### [DIRECTION]
In the records that follow, locate every line with "their" and extract it.

|---|

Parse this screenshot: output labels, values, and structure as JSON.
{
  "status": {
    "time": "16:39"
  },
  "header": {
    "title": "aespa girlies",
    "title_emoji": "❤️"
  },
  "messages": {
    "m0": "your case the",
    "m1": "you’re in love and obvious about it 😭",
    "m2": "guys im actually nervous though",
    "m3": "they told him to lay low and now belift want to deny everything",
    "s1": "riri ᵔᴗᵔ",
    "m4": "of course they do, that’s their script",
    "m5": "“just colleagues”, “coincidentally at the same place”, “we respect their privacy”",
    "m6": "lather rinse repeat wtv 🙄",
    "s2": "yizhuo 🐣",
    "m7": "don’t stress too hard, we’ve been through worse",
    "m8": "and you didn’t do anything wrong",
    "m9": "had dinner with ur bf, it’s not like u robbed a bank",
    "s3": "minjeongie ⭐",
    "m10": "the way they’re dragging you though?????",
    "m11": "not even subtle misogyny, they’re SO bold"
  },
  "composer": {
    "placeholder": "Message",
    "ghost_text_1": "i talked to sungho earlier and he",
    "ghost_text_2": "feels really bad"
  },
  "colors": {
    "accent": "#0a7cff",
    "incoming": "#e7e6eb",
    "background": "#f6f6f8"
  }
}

|---|

### [CORRECT OUTPUT]
    "m4": "of course they do, that’s their script",
    "m5": "“just colleagues”, “coincidentally at the same place”, “we respect their privacy”",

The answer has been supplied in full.